TEXTO APRESENTADO |
Auditório cheio da UFRGS no lançamento do Fundo Centenário, há dois anos (Divulgação/Exame)
Marcelo Sakate
Publicado em 15 de abril de 2021 às 05h41.
Última atualização em 15 de abril de 2021 às 07h13.
A iniciativa de devolver para a sociedade o conhecimento adquirido nas melhores faculdades do país começa a se alastrar, alimentando um ciclo virtuoso em que os bons exemplos se multiplicam. É o caso dos doadores e voluntários do Fundo Centenário, da Escola de Engenharia da Universidade Federal do Rio Grande do Sul, a UFRGS.
O fundo patrimonial (endowment fund, em inglês), ou seja, constituído com o fim específico de gerir os recursos provenientes de doações, acaba de completar oficialmente dois anos de vida, alcançando a marca de 750.000 reais em patrimônio líquido.
A iniciativa reúne ex-alunos da escola que construíram uma carreira sólida ou que enxergam o valor do conceito do giveback e recém-formados, além de outros que ainda estão na faculdade. A meta é chegar a 5 milhões de reais até o fim de 2022.
“Nós sabíamos que a cultura do endowment não era algo tão disseminada no país, mas queríamos ajudar de alguma forma a universidade. E aí conhecemos o pessoal do Amigos da Poli, em São Paulo, e vimos que havia viabilidade para fazermos o mesmo. Decidimos tirar a ideia do papel”, afirma Vitorio Canozzi, um dos idealizadores do Centenário em 2017, quando nasceu a ideia.
Ele e os demais idealizadores, Francisco Simch, Eduardo Prato, Renan Dedavid e Jonas Koch, todos estudantes na época, começaram a se dedicar a entrar em contato com ex-alunos para validar a tese e captar recursos.

[Registros de um conjunto de dados]
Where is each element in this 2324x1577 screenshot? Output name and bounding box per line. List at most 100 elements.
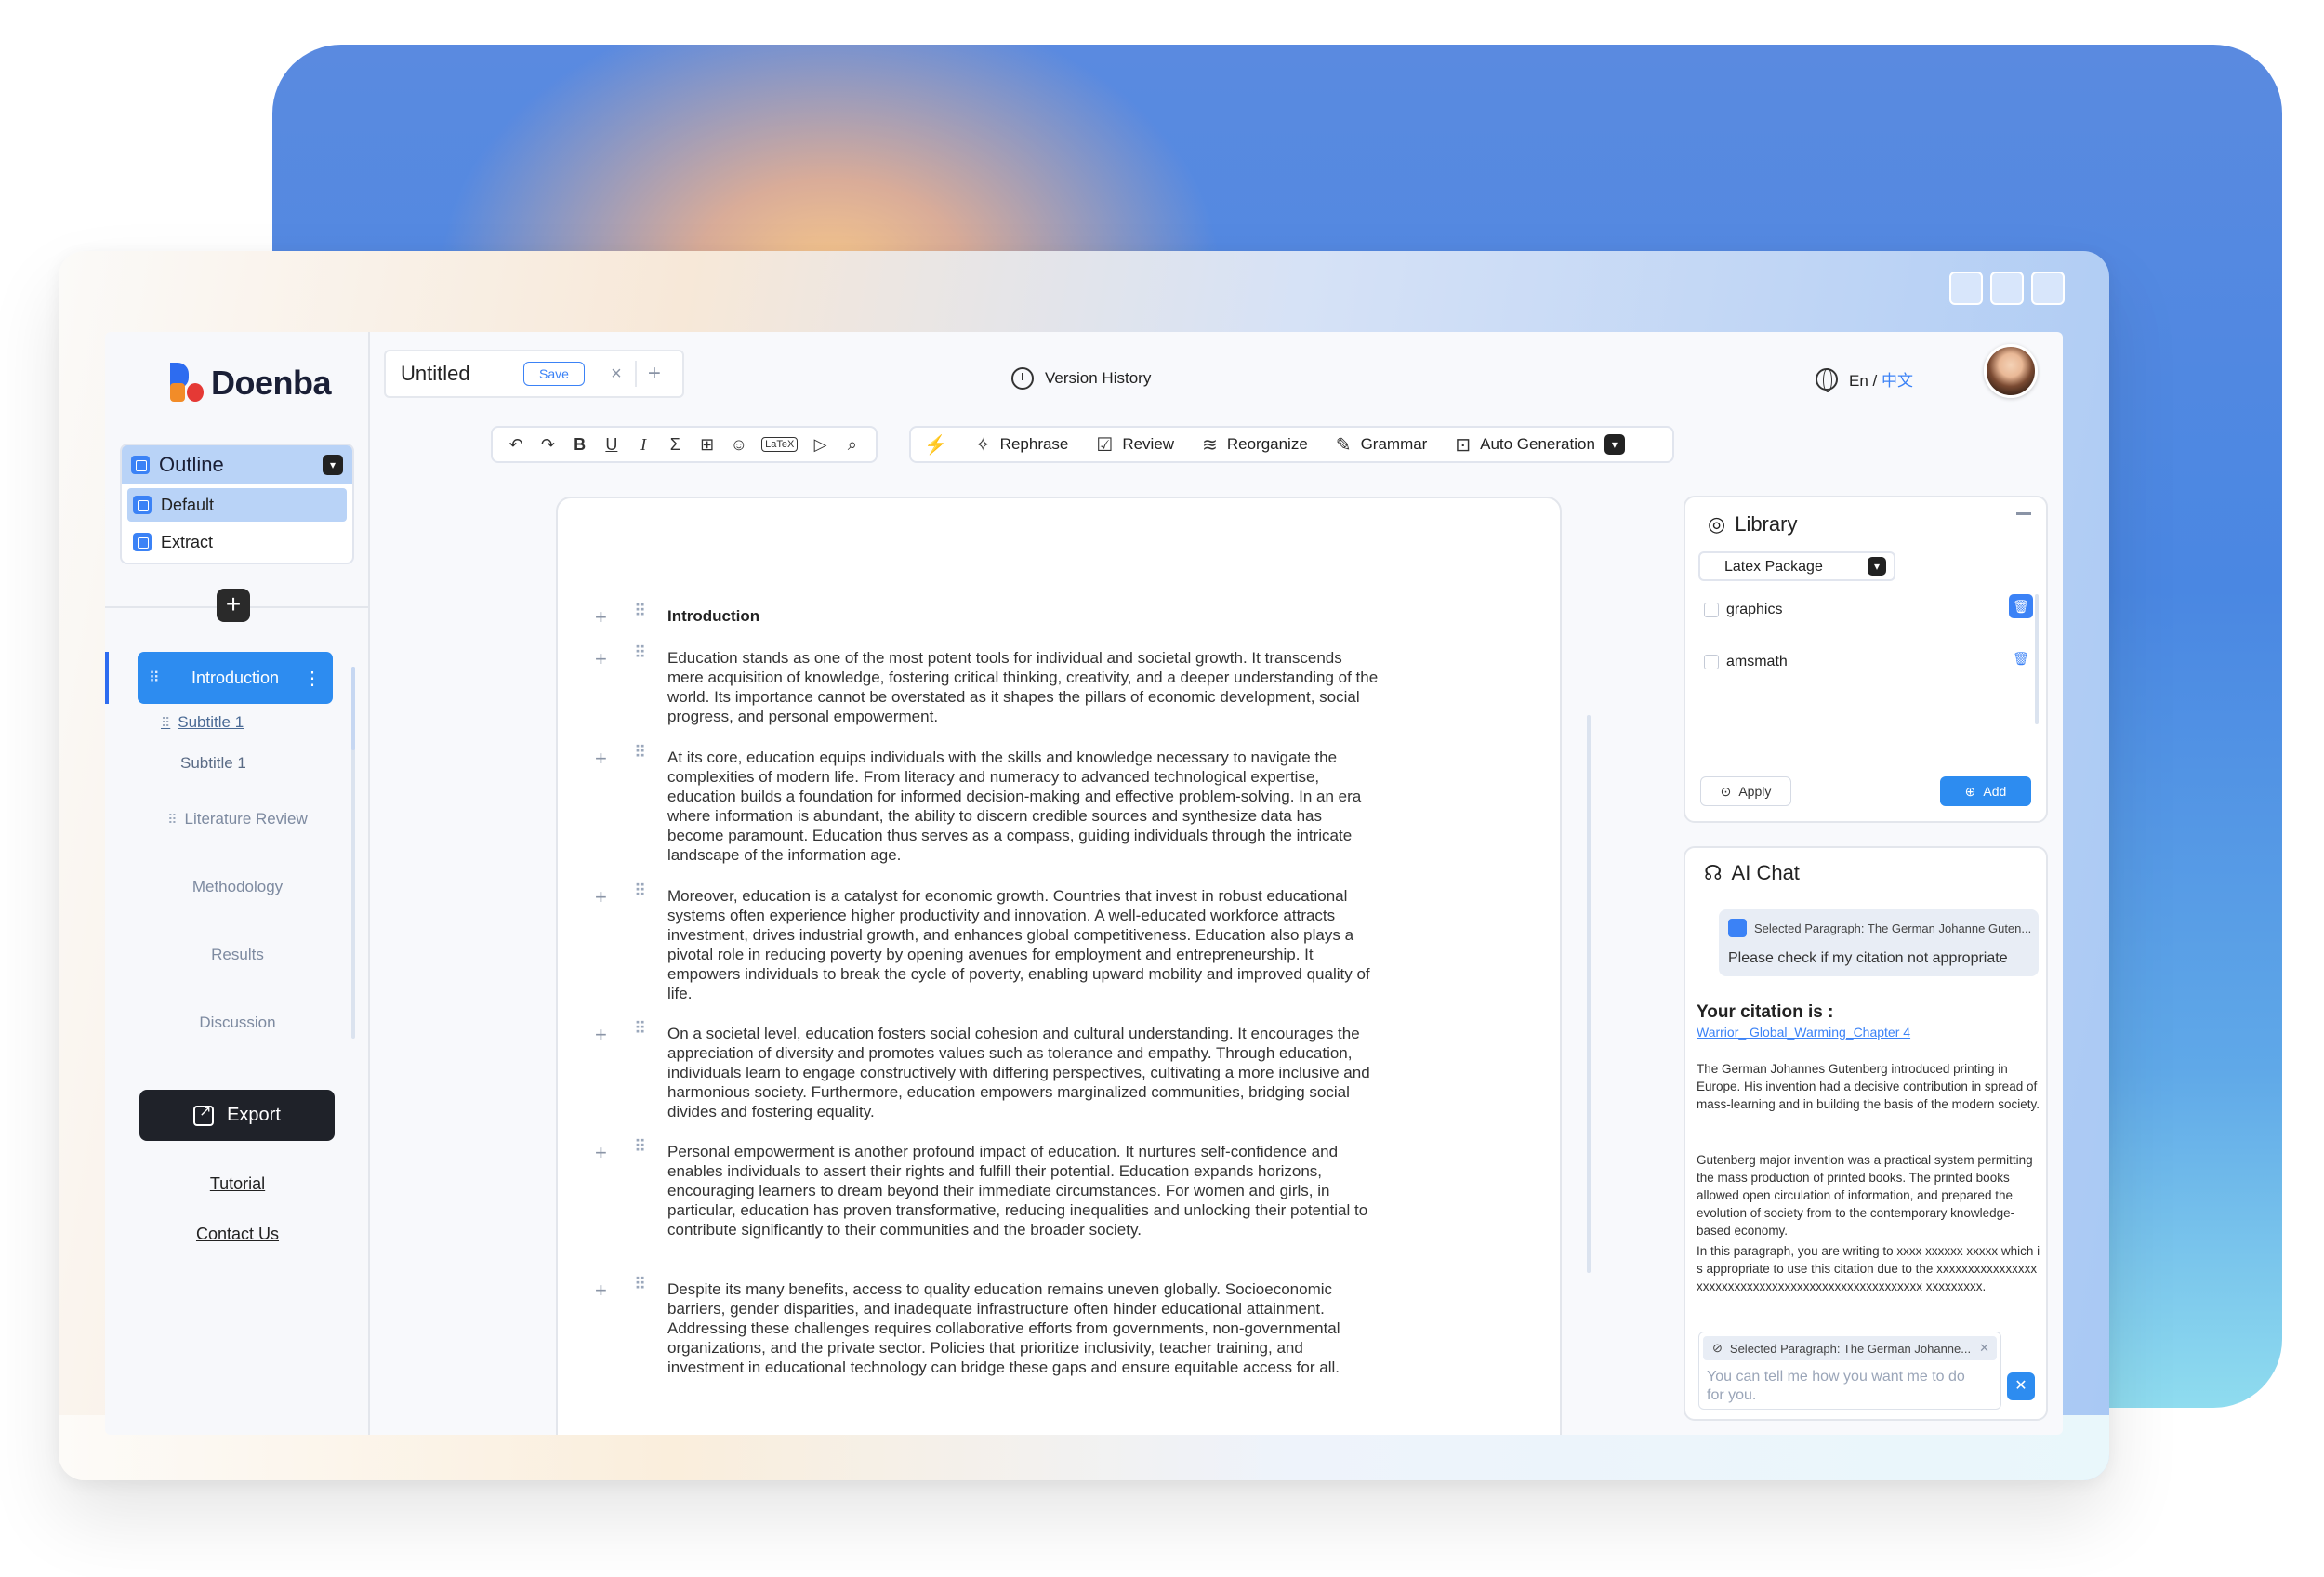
contact-us-link[interactable]: Contact Us bbox=[105, 1225, 370, 1244]
paragraph-text[interactable]: Personal empowerment is another profound… bbox=[667, 1142, 1381, 1239]
new-tab-button[interactable]: + bbox=[634, 361, 672, 387]
grammar-button[interactable]: ✎ Grammar bbox=[1336, 433, 1428, 457]
outline-title: Outline bbox=[159, 453, 224, 476]
auto-generation-button[interactable]: ⊡ Auto Generation ▾ bbox=[1455, 433, 1625, 457]
citation-link[interactable]: Warrior_ Global_Warming_Chapter 4 bbox=[1697, 1025, 1910, 1040]
trash-icon[interactable]: 🗑 bbox=[2009, 594, 2033, 618]
sidebar: Doenba Outline ▾ Default Extract + ⠿ Int… bbox=[105, 332, 370, 1435]
add-block-icon[interactable]: + bbox=[595, 607, 607, 628]
nav-item-methodology[interactable]: Methodology bbox=[105, 878, 370, 896]
review-button[interactable]: ☑ Review bbox=[1096, 433, 1174, 457]
drag-handle-icon[interactable]: ⠿ bbox=[161, 715, 170, 730]
quick-action-button[interactable]: ⚡ bbox=[924, 433, 947, 457]
lang-en[interactable]: En bbox=[1849, 372, 1868, 390]
chat-input-placeholder[interactable]: You can tell me how you want me to do fo… bbox=[1707, 1368, 1986, 1405]
outline-header[interactable]: Outline ▾ bbox=[122, 445, 352, 484]
reorganize-button[interactable]: ≋ Reorganize bbox=[1202, 433, 1308, 457]
library-scrollbar[interactable] bbox=[2035, 594, 2039, 724]
italic-icon[interactable]: I bbox=[634, 435, 653, 455]
paragraph-text[interactable]: Moreover, education is a catalyst for ec… bbox=[667, 886, 1381, 1003]
drag-handle-icon[interactable]: ⠿ bbox=[634, 1276, 647, 1292]
lang-zh[interactable]: 中文 bbox=[1882, 372, 1913, 390]
drag-handle-icon[interactable]: ⠿ bbox=[634, 644, 647, 661]
pen-icon: ✎ bbox=[1335, 434, 1352, 456]
nav-item-discussion[interactable]: Discussion bbox=[105, 1014, 370, 1032]
sum-icon[interactable]: Σ bbox=[666, 435, 684, 455]
ai-toolbar: ⚡ ✧ Rephrase ☑ Review ≋ Reorganize ✎ Grammar… bbox=[909, 426, 1674, 463]
robot-icon: ⊡ bbox=[1455, 434, 1472, 456]
emoji-icon[interactable]: ☺ bbox=[730, 435, 748, 455]
sidebar-scrollbar[interactable] bbox=[351, 667, 355, 1039]
tutorial-link[interactable]: Tutorial bbox=[105, 1174, 370, 1194]
document-editor[interactable]: + ⠿ Introduction + ⠿ Education stands as… bbox=[556, 497, 1562, 1435]
minimize-icon[interactable] bbox=[2016, 512, 2031, 515]
drag-handle-icon[interactable]: ⠿ bbox=[149, 669, 160, 687]
add-block-icon[interactable]: + bbox=[595, 1143, 607, 1163]
paragraph-text[interactable]: Despite its many benefits, access to qua… bbox=[667, 1279, 1381, 1377]
user-message-text: Please check if my citation not appropri… bbox=[1728, 950, 2008, 966]
package-checkbox[interactable] bbox=[1704, 655, 1719, 669]
apply-button[interactable]: ⊙ Apply bbox=[1700, 776, 1791, 806]
brand-logo[interactable]: Doenba bbox=[170, 363, 332, 404]
section-heading[interactable]: Introduction bbox=[667, 606, 1381, 626]
language-switch[interactable]: En / 中文 bbox=[1816, 367, 1913, 392]
latex-icon[interactable]: LaTeX bbox=[761, 437, 799, 452]
document-tab: Untitled Save × + bbox=[384, 350, 684, 398]
bold-icon[interactable]: B bbox=[571, 435, 589, 455]
drag-handle-icon[interactable]: ⠿ bbox=[634, 1138, 647, 1155]
clock-icon bbox=[1011, 367, 1034, 390]
undo-icon[interactable]: ↶ bbox=[507, 435, 525, 455]
add-block-icon[interactable]: + bbox=[595, 749, 607, 769]
search-icon[interactable]: ⌕ bbox=[843, 435, 862, 455]
window-button-icon[interactable] bbox=[2031, 272, 2065, 305]
avatar[interactable] bbox=[1984, 344, 2038, 398]
outline-item-default[interactable]: Default bbox=[127, 488, 347, 522]
drag-handle-icon[interactable]: ⠿ bbox=[634, 1020, 647, 1037]
play-icon[interactable]: ▷ bbox=[812, 435, 830, 455]
document-scrollbar[interactable] bbox=[1587, 715, 1591, 1273]
add-package-button[interactable]: ⊕ Add bbox=[1940, 776, 2031, 806]
nav-item-literature-review[interactable]: ⠿ Literature Review bbox=[105, 810, 370, 828]
nav-item-introduction[interactable]: ⠿ Introduction ⋮ bbox=[138, 652, 333, 704]
add-block-icon[interactable]: + bbox=[595, 1280, 607, 1301]
paragraph-text[interactable]: On a societal level, education fosters s… bbox=[667, 1024, 1381, 1121]
redo-icon[interactable]: ↷ bbox=[538, 435, 557, 455]
add-section-button[interactable]: + bbox=[217, 589, 250, 622]
more-vertical-icon[interactable]: ⋮ bbox=[303, 667, 322, 690]
underline-icon[interactable]: U bbox=[602, 435, 621, 455]
document-icon bbox=[133, 496, 152, 514]
drag-handle-icon[interactable]: ⠿ bbox=[634, 744, 647, 761]
rephrase-button[interactable]: ✧ Rephrase bbox=[975, 433, 1068, 457]
add-block-icon[interactable]: + bbox=[595, 649, 607, 669]
add-block-icon[interactable]: + bbox=[595, 887, 607, 908]
drag-handle-icon[interactable]: ⠿ bbox=[634, 603, 647, 619]
chat-input[interactable]: ⊘ Selected Paragraph: The German Johanne… bbox=[1698, 1332, 2001, 1410]
package-checkbox[interactable] bbox=[1704, 603, 1719, 617]
export-button[interactable]: Export bbox=[139, 1090, 335, 1141]
close-tab-icon[interactable]: × bbox=[598, 364, 635, 385]
shield-icon[interactable]: ▾ bbox=[323, 455, 343, 475]
drag-handle-icon[interactable]: ⠿ bbox=[634, 882, 647, 899]
clipboard-check-icon: ☑ bbox=[1096, 434, 1114, 456]
grid-icon[interactable]: ⊞ bbox=[698, 435, 717, 455]
close-icon[interactable]: ✕ bbox=[1979, 1341, 1989, 1356]
paragraph-text[interactable]: Education stands as one of the most pote… bbox=[667, 648, 1381, 726]
window-button-icon[interactable] bbox=[1949, 272, 1983, 305]
nav-subtitle-1[interactable]: ⠿ Subtitle 1 bbox=[161, 713, 244, 732]
nav-subtitle-2[interactable]: Subtitle 1 bbox=[180, 754, 246, 773]
paragraph-text[interactable]: At its core, education equips individual… bbox=[667, 748, 1381, 865]
trash-icon[interactable]: 🗑 bbox=[2009, 646, 2033, 670]
nav-item-results[interactable]: Results bbox=[105, 946, 370, 964]
document-title[interactable]: Untitled bbox=[401, 362, 523, 386]
settings-icon: ⊙ bbox=[1720, 783, 1732, 799]
save-button[interactable]: Save bbox=[523, 362, 585, 386]
nav-item-label: Introduction bbox=[191, 668, 280, 687]
library-panel: ◎ Library Latex Package ▾ graphics 🗑 ams… bbox=[1684, 496, 2048, 823]
add-block-icon[interactable]: + bbox=[595, 1025, 607, 1045]
window-button-icon[interactable] bbox=[1990, 272, 2024, 305]
version-history-button[interactable]: Version History bbox=[1011, 367, 1151, 390]
outline-item-extract[interactable]: Extract bbox=[127, 525, 347, 559]
send-button[interactable]: ✕ bbox=[2007, 1372, 2035, 1400]
latex-package-select[interactable]: Latex Package ▾ bbox=[1698, 551, 1895, 581]
drag-handle-icon[interactable]: ⠿ bbox=[167, 812, 177, 827]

INSTRUÇÕES |
A: Transcreva, da reportagem sobre o Fundo Centenário, o trecho que começa em "Última atualização em" e segue até "Sul, a UFRGS.".
B: De acordo com a reportagem sobre o Fundo Centenário, o que levou os idealizadores a decidir tirar a ideia do papel? Responda em uma a três frases.

RESPOSTAS POR TAREFA |
A:
Última atualização em 15 de abril de 2021 às 07h13.
A iniciativa de devolver para a sociedade o conhecimento adquirido nas melhores faculdades do país começa a se alastrar, alimentando um ciclo virtuoso em que os bons exemplos se multiplicam. É o caso dos doadores e voluntários do Fundo Centenário, da Escola de Engenharia da Universidade Federal do Rio Grande do Sul, a UFRGS.

B: Eles queriam ajudar a universidade de alguma forma, mesmo sabendo que a cultura do endowment não era tão disseminada no país. Ao conhecerem o pessoal do Amigos da Poli, em São Paulo, viram que havia viabilidade para fazer o mesmo.